▶ **Supplied data**:
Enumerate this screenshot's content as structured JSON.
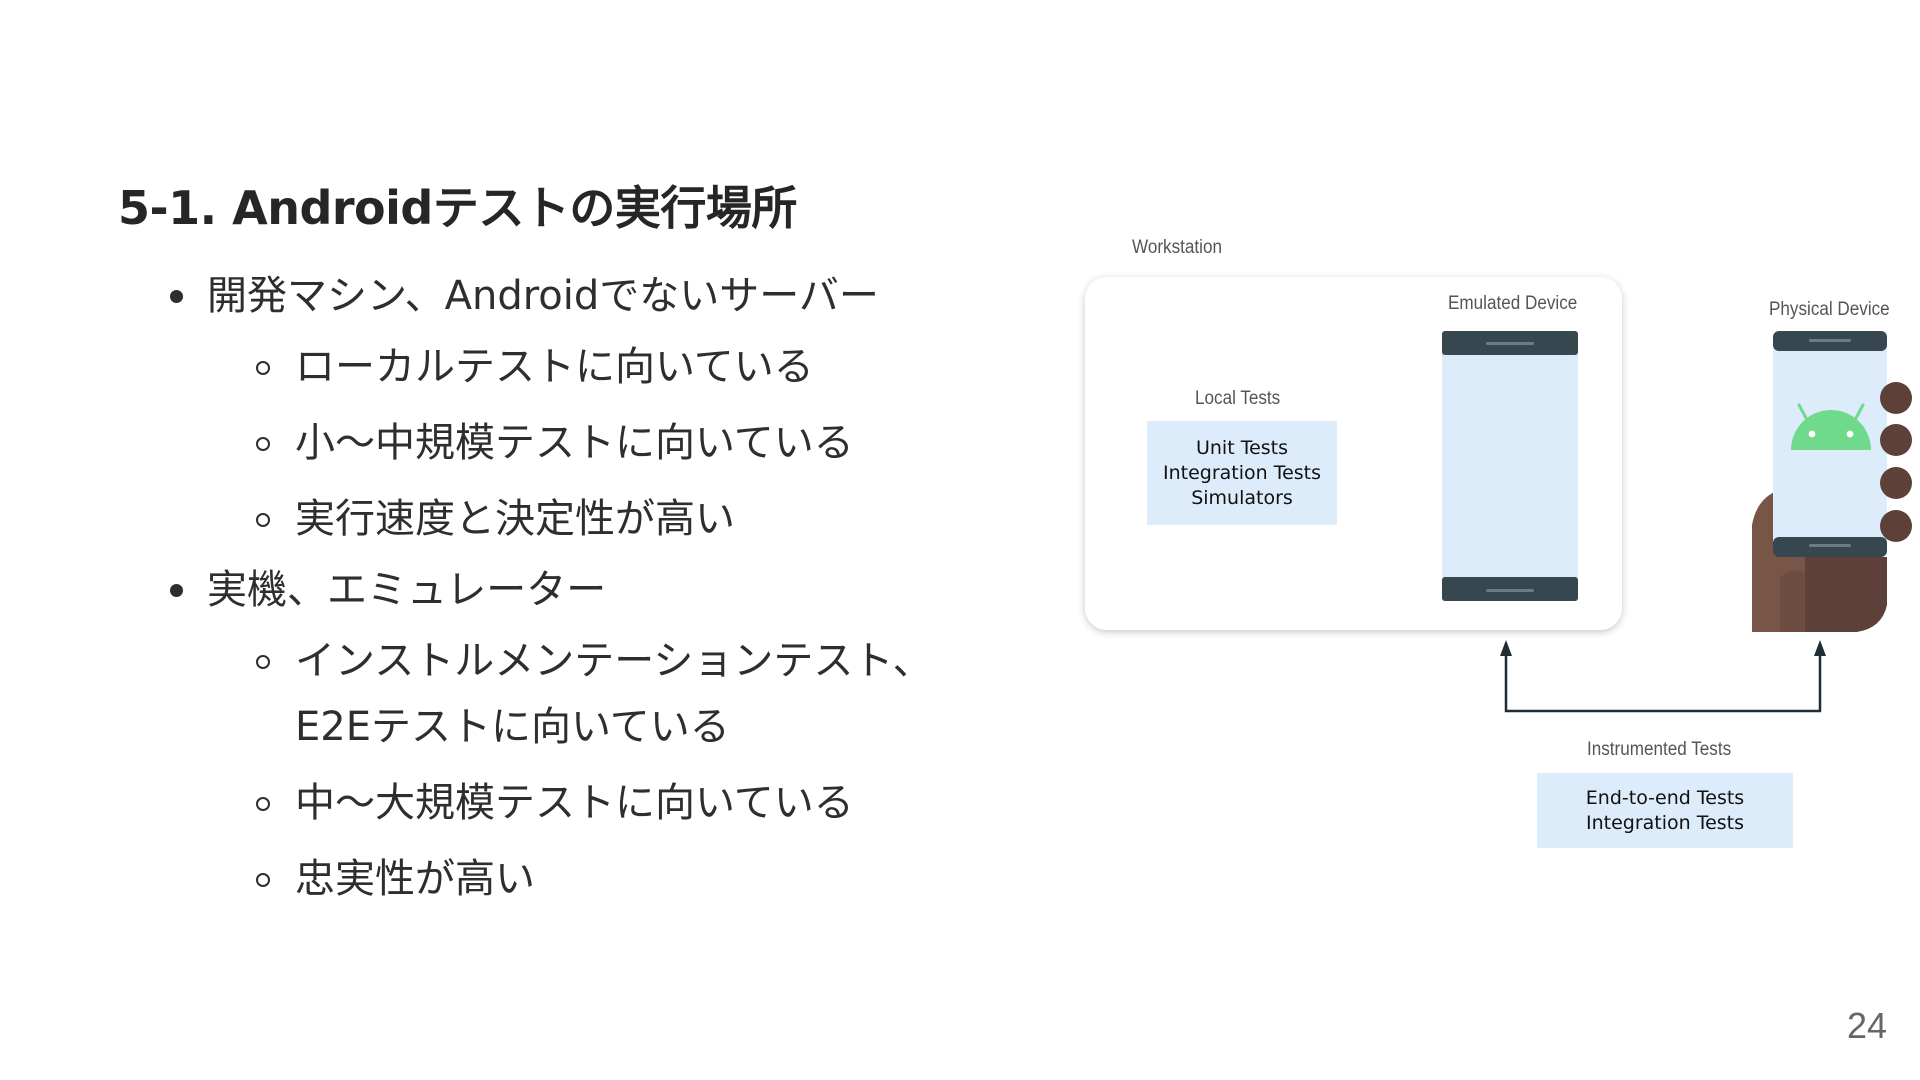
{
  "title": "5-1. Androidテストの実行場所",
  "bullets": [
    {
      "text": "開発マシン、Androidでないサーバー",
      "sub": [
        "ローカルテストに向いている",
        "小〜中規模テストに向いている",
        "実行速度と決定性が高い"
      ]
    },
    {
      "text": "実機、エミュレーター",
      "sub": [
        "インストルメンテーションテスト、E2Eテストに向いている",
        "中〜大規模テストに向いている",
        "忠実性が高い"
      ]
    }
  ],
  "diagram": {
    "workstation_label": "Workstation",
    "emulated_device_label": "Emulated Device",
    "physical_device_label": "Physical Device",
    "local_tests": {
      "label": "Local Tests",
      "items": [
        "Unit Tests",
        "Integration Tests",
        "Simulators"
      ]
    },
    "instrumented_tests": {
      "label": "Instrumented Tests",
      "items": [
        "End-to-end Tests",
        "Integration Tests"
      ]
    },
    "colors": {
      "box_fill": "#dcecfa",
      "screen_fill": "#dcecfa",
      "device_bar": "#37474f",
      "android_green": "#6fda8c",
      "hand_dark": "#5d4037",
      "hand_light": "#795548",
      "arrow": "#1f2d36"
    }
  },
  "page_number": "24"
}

▶ **What you need to do**: Exclude all images and restate the records above word for word.

▶ **The reply**:
Enumerate this screenshot's content as structured JSON.
{
  "title": "5-1. Androidテストの実行場所",
  "bullets": [
    {
      "text": "開発マシン、Androidでないサーバー",
      "sub": [
        "ローカルテストに向いている",
        "小〜中規模テストに向いている",
        "実行速度と決定性が高い"
      ]
    },
    {
      "text": "実機、エミュレーター",
      "sub": [
        "インストルメンテーションテスト、E2Eテストに向いている",
        "中〜大規模テストに向いている",
        "忠実性が高い"
      ]
    }
  ],
  "diagram": {
    "workstation_label": "Workstation",
    "emulated_device_label": "Emulated Device",
    "physical_device_label": "Physical Device",
    "local_tests": {
      "label": "Local Tests",
      "items": [
        "Unit Tests",
        "Integration Tests",
        "Simulators"
      ]
    },
    "instrumented_tests": {
      "label": "Instrumented Tests",
      "items": [
        "End-to-end Tests",
        "Integration Tests"
      ]
    },
    "colors": {
      "box_fill": "#dcecfa",
      "screen_fill": "#dcecfa",
      "device_bar": "#37474f",
      "android_green": "#6fda8c",
      "hand_dark": "#5d4037",
      "hand_light": "#795548",
      "arrow": "#1f2d36"
    }
  },
  "page_number": "24"
}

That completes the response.